Written request
Exactly as they appear, copy the lines of the listing from the one containing "Give me a plain-text" through the final line, both included, and nothing else.

Entries taken from a collection:
START

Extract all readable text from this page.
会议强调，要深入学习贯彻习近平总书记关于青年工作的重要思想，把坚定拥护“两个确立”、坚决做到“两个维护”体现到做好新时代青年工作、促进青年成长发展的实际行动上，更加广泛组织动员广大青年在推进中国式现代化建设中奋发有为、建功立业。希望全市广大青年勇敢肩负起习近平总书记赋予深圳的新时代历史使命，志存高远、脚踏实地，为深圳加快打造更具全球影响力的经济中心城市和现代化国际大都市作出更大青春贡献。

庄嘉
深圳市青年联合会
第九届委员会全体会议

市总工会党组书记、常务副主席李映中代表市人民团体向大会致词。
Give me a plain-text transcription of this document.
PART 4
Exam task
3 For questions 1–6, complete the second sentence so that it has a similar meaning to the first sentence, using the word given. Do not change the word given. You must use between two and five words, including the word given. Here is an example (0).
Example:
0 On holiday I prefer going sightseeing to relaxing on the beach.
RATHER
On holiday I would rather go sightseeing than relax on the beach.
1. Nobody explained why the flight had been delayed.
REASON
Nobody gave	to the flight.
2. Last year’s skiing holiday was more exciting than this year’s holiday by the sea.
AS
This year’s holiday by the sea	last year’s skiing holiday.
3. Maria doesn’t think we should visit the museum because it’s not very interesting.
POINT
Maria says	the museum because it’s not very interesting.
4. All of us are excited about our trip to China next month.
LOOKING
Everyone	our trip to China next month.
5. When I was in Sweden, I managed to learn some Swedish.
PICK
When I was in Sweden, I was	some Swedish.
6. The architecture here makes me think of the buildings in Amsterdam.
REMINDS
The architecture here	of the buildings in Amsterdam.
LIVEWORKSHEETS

END

Written answer
Give me a plain-text transcription of this document.
PART 4
Exam task
3 For questions 1–6, complete the second sentence so that it has a similar meaning to the first sentence, using the word given. Do not change the word given. You must use between two and five words, including the word given. Here is an example (0).
Example:
0 On holiday I prefer going sightseeing to relaxing on the beach.
RATHER
On holiday I would rather go sightseeing than relax on the beach.
1. Nobody explained why the flight had been delayed.
REASON
Nobody gave	to the flight.
2. Last year’s skiing holiday was more exciting than this year’s holiday by the sea.
AS
This year’s holiday by the sea	last year’s skiing holiday.
3. Maria doesn’t think we should visit the museum because it’s not very interesting.
POINT
Maria says	the museum because it’s not very interesting.
4. All of us are excited about our trip to China next month.
LOOKING
Everyone	our trip to China next month.
5. When I was in Sweden, I managed to learn some Swedish.
PICK
When I was in Sweden, I was	some Swedish.
6. The architecture here makes me think of the buildings in Amsterdam.
REMINDS
The architecture here	of the buildings in Amsterdam.
LIVEWORKSHEETS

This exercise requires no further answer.